## Job
Each line containing the word "Cursos" must be collected.
►
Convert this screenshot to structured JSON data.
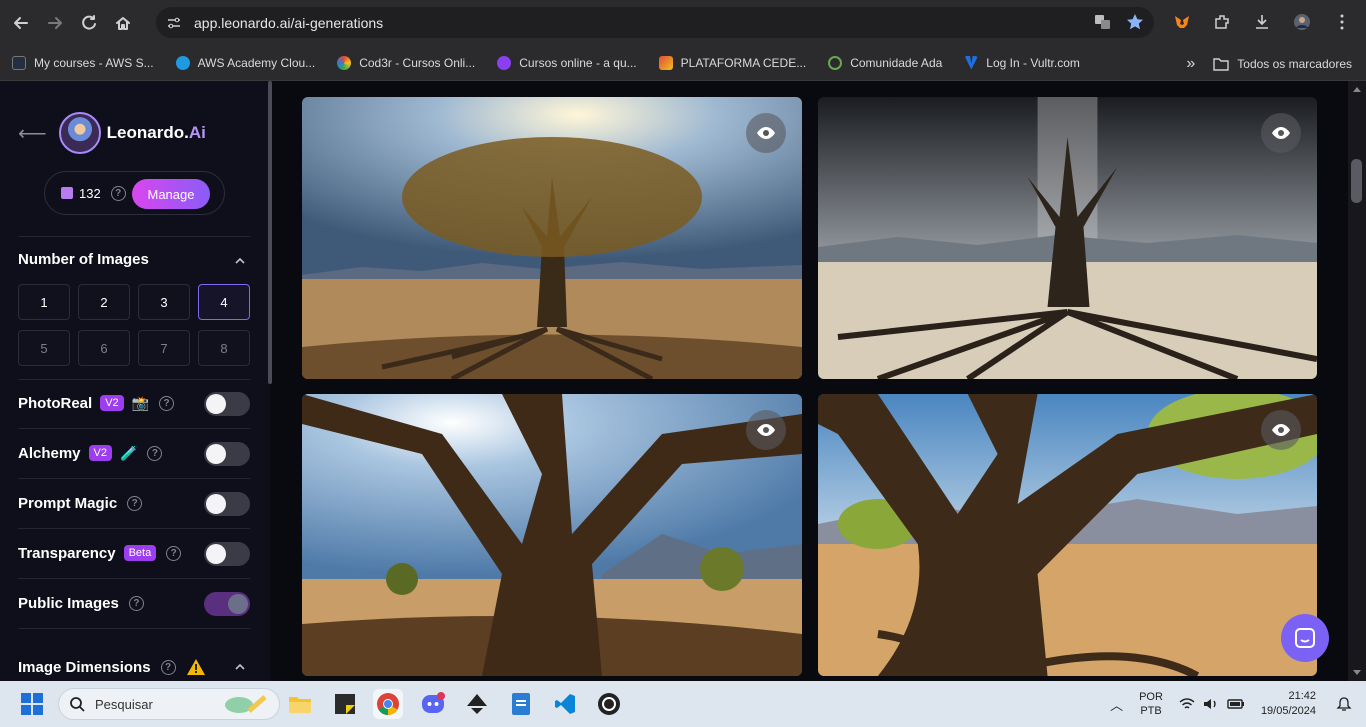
{
  "browser": {
    "url": "app.leonardo.ai/ai-generations",
    "bookmarks": [
      {
        "label": "My courses - AWS S...",
        "color": "#232f3e"
      },
      {
        "label": "AWS Academy Clou...",
        "color": "#1f9ae0"
      },
      {
        "label": "Cod3r - Cursos Onli...",
        "color": "#e04b3a"
      },
      {
        "label": "Cursos online - a qu...",
        "color": "#8a3ff0"
      },
      {
        "label": "PLATAFORMA CEDE...",
        "color": "#e0a020"
      },
      {
        "label": "Comunidade Ada",
        "color": "#6aa84f"
      },
      {
        "label": "Log In - Vultr.com",
        "color": "#1f6fe0"
      }
    ],
    "all_bookmarks_label": "Todos os marcadores"
  },
  "sidebar": {
    "brand_name": "Leonardo.",
    "brand_ai": "Ai",
    "token_count": "132",
    "manage_label": "Manage",
    "number_of_images_title": "Number of Images",
    "number_options": [
      "1",
      "2",
      "3",
      "4",
      "5",
      "6",
      "7",
      "8"
    ],
    "selected_number": "4",
    "settings": [
      {
        "label": "PhotoReal",
        "badge": "V2",
        "on": false
      },
      {
        "label": "Alchemy",
        "badge": "V2",
        "on": false
      },
      {
        "label": "Prompt Magic",
        "badge": "",
        "on": false
      },
      {
        "label": "Transparency",
        "badge": "Beta",
        "on": false
      },
      {
        "label": "Public Images",
        "badge": "",
        "on": true
      }
    ],
    "image_dimensions_title": "Image Dimensions"
  },
  "taskbar": {
    "search_placeholder": "Pesquisar",
    "lang_line1": "POR",
    "lang_line2": "PTB",
    "time": "21:42",
    "date": "19/05/2024"
  }
}
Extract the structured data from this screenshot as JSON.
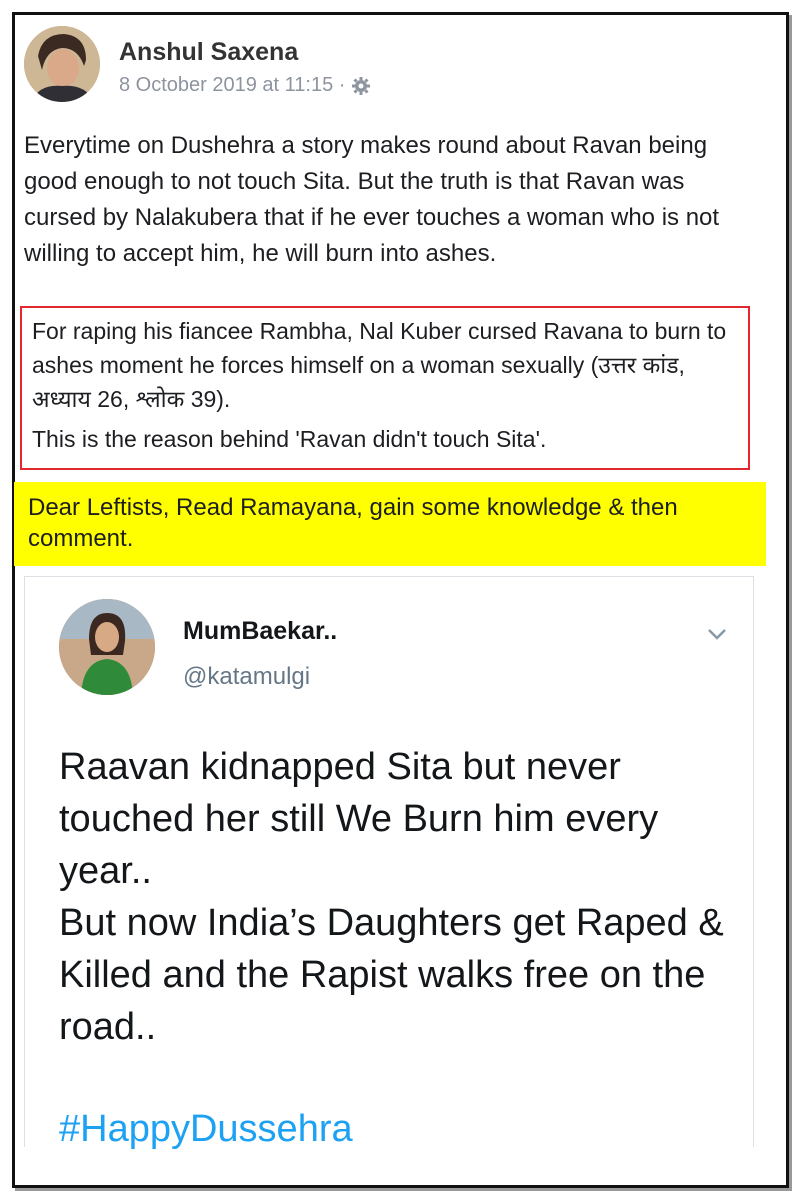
{
  "post": {
    "author": "Anshul Saxena",
    "timestamp": "8 October 2019 at 11:15 ·",
    "audience_icon": "gear-icon",
    "body": "Everytime on Dushehra a story makes round about Ravan being good enough to not touch Sita. But the truth is that Ravan was cursed by Nalakubera that if he ever touches a woman who is not willing to accept him, he will burn into ashes.",
    "boxed_quote": {
      "line1": "For raping his fiancee Rambha, Nal Kuber cursed Ravana to burn to ashes moment he forces himself on a woman sexually (उत्तर कांड, अध्याय 26, श्लोक 39).",
      "line2": "This is the reason behind 'Ravan didn't touch Sita'."
    },
    "highlighted_text": "Dear Leftists, Read Ramayana, gain some knowledge & then comment."
  },
  "embedded_tweet": {
    "display_name": "MumBaekar..",
    "handle": "@katamulgi",
    "menu_icon": "chevron-down-icon",
    "text": "Raavan kidnapped Sita but never touched her still We Burn him every year..\nBut now India’s Daughters get Raped & Killed and the Rapist walks free on the road..",
    "hashtag": "#HappyDussehra"
  },
  "colors": {
    "box_border": "#e0282e",
    "highlight": "#ffff00",
    "hashtag": "#1da1f2",
    "meta_text": "#8d949e"
  }
}
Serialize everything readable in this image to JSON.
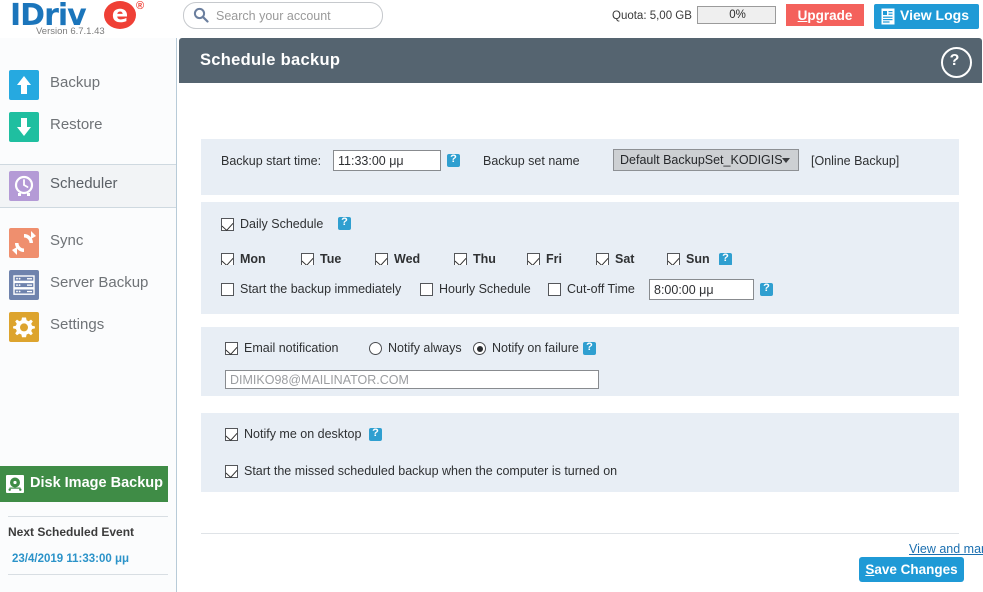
◄
## Exercise answer
        "label": "Cod3r - Cursos Onli...",
        "label": "Cursos online - a qu...",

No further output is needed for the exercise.